* WRITTEN TASK
Transcribe verbatim every line from the line containing "Give me a plain-text" to the end of the entries, including both endpoints. Output nothing beyond those lines.

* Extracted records

──────

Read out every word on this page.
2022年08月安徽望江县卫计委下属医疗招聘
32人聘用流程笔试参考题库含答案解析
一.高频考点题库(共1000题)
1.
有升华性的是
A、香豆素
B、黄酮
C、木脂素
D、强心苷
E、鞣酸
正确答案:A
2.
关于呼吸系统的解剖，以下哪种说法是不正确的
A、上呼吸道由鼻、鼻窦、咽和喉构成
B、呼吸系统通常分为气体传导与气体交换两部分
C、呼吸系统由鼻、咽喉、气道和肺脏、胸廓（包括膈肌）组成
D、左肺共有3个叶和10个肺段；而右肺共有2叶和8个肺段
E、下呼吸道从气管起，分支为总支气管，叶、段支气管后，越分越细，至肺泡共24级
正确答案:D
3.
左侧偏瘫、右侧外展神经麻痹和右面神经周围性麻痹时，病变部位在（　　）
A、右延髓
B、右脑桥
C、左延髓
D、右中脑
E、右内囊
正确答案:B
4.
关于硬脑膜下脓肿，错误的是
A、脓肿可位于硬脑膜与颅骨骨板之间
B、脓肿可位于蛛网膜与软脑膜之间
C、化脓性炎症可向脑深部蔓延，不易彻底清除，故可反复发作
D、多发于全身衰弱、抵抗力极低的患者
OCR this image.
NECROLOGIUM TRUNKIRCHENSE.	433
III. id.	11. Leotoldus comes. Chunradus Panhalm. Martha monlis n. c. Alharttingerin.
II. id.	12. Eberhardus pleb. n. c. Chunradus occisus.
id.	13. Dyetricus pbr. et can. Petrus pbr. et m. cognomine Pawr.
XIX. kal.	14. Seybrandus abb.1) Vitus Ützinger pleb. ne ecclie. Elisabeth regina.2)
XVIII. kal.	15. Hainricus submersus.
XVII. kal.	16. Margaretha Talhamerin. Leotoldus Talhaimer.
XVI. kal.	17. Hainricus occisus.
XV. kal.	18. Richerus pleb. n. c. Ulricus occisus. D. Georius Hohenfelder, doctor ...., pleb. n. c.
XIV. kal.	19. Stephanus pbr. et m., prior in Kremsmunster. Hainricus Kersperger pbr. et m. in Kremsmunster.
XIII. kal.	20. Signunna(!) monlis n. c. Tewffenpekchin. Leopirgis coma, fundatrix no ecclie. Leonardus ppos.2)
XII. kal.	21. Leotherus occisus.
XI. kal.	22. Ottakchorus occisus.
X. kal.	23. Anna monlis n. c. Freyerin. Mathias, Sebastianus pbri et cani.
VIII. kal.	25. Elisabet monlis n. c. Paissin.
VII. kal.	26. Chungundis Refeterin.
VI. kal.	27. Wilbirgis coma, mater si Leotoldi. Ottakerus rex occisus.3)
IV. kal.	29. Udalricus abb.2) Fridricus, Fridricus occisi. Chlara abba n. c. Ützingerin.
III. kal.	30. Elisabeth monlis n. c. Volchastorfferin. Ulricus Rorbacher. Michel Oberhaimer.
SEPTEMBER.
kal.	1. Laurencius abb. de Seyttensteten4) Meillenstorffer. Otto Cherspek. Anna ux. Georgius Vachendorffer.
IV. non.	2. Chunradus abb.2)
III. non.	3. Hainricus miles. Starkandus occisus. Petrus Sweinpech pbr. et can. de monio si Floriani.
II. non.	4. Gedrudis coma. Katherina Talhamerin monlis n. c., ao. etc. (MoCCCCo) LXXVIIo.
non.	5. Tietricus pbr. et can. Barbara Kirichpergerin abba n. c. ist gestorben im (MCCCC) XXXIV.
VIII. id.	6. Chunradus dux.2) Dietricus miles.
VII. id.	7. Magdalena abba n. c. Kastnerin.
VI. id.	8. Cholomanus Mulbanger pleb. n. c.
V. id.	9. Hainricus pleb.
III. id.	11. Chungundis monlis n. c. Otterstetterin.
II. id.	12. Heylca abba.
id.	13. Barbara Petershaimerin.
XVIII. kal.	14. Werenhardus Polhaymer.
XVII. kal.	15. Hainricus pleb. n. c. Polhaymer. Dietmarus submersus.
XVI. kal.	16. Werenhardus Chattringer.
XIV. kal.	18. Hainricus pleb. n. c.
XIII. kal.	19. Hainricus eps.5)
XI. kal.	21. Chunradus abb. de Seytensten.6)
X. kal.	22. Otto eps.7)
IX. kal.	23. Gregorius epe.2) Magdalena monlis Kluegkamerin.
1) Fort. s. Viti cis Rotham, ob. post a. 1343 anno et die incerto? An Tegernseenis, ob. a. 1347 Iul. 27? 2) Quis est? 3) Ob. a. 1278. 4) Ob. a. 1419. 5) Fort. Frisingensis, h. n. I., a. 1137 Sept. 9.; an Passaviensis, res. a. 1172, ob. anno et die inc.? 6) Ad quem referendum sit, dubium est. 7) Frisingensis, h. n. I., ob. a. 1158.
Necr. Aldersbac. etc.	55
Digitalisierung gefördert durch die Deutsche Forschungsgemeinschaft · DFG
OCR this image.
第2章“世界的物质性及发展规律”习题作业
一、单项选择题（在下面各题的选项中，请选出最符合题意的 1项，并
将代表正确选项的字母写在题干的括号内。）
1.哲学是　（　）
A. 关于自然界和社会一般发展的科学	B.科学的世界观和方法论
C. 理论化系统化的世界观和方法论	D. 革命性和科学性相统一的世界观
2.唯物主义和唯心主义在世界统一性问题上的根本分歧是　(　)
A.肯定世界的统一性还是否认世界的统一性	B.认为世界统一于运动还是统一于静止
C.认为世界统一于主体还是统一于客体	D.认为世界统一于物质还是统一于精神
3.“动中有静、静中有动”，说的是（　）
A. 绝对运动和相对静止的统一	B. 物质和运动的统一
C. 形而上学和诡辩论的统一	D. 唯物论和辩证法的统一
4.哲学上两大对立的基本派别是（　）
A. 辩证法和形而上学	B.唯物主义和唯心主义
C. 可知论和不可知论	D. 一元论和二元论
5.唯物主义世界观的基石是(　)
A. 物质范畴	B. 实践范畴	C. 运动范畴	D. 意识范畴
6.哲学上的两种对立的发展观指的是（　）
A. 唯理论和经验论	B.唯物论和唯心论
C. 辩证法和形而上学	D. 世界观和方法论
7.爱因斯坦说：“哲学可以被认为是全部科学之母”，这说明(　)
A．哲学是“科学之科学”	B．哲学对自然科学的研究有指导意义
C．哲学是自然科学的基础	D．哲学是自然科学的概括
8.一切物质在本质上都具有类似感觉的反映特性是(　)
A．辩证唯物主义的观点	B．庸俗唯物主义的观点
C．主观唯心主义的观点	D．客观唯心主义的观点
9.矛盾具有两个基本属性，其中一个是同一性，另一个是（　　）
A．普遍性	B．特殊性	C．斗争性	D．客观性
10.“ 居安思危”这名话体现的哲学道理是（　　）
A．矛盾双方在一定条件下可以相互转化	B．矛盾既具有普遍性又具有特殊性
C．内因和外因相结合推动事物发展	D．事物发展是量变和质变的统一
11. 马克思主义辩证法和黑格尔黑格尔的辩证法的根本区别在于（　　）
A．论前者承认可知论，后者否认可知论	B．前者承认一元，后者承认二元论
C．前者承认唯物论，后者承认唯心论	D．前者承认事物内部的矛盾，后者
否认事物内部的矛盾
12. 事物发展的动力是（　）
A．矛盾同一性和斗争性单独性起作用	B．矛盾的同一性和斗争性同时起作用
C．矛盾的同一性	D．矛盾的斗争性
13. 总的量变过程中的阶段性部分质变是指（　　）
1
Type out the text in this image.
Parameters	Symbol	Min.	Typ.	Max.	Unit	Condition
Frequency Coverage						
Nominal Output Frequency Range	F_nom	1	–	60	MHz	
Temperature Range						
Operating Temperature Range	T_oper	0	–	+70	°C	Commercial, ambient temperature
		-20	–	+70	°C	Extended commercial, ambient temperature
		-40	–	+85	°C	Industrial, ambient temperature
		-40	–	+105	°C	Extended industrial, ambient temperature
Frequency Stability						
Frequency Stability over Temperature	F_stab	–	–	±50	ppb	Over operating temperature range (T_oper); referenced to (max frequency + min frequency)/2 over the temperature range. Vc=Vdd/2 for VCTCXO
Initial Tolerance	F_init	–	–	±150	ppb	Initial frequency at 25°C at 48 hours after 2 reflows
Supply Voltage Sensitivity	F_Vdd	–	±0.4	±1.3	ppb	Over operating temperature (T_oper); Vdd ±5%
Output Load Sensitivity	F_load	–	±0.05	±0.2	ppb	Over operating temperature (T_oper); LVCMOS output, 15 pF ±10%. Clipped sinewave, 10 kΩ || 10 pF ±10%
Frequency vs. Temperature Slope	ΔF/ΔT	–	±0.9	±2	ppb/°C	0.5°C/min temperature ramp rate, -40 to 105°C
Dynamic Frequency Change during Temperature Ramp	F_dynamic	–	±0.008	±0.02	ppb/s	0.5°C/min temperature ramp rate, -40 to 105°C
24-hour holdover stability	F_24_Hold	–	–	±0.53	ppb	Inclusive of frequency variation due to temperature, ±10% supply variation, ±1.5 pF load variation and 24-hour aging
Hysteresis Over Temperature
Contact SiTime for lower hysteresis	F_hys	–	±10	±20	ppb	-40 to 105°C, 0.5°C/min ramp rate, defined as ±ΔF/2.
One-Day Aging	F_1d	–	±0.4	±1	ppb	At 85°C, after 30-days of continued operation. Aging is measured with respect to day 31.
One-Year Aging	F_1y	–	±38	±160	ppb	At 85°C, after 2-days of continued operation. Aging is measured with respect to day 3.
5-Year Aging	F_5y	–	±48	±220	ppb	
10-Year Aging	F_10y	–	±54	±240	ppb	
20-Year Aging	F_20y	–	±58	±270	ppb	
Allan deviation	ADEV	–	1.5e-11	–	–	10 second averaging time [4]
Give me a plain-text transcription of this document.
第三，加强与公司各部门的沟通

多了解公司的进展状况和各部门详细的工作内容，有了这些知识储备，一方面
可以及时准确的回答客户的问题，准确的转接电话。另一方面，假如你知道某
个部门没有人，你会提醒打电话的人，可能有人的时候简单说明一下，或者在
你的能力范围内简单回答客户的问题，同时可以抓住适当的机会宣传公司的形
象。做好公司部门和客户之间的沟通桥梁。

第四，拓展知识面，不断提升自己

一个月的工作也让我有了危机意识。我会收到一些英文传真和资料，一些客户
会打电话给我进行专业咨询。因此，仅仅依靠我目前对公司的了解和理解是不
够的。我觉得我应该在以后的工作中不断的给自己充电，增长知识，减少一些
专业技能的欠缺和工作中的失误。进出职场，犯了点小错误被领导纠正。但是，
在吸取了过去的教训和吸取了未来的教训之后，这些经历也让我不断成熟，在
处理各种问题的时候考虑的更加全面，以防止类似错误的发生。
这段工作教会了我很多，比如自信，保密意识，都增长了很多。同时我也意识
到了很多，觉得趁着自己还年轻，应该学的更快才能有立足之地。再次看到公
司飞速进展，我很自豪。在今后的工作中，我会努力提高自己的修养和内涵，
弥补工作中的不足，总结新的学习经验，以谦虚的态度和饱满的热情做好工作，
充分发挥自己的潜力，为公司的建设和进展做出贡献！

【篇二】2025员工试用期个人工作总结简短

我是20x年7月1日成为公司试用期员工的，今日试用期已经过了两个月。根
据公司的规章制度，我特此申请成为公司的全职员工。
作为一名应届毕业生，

──────

* OUTPUT OF THE EXERCISE
Give me a plain-text transcription of this document.
第三，加强与公司各部门的沟通

多了解公司的进展状况和各部门详细的工作内容，有了这些知识储备，一方面
可以及时准确的回答客户的问题，准确的转接电话。另一方面，假如你知道某
个部门没有人，你会提醒打电话的人，可能有人的时候简单说明一下，或者在
你的能力范围内简单回答客户的问题，同时可以抓住适当的机会宣传公司的形
象。做好公司部门和客户之间的沟通桥梁。

第四，拓展知识面，不断提升自己

一个月的工作也让我有了危机意识。我会收到一些英文传真和资料，一些客户
会打电话给我进行专业咨询。因此，仅仅依靠我目前对公司的了解和理解是不
够的。我觉得我应该在以后的工作中不断的给自己充电，增长知识，减少一些
专业技能的欠缺和工作中的失误。进出职场，犯了点小错误被领导纠正。但是，
在吸取了过去的教训和吸取了未来的教训之后，这些经历也让我不断成熟，在
处理各种问题的时候考虑的更加全面，以防止类似错误的发生。
这段工作教会了我很多，比如自信，保密意识，都增长了很多。同时我也意识
到了很多，觉得趁着自己还年轻，应该学的更快才能有立足之地。再次看到公
司飞速进展，我很自豪。在今后的工作中，我会努力提高自己的修养和内涵，
弥补工作中的不足，总结新的学习经验，以谦虚的态度和饱满的热情做好工作，
充分发挥自己的潜力，为公司的建设和进展做出贡献！

【篇二】2025员工试用期个人工作总结简短

我是20x年7月1日成为公司试用期员工的，今日试用期已经过了两个月。根
据公司的规章制度，我特此申请成为公司的全职员工。
作为一名应届毕业生，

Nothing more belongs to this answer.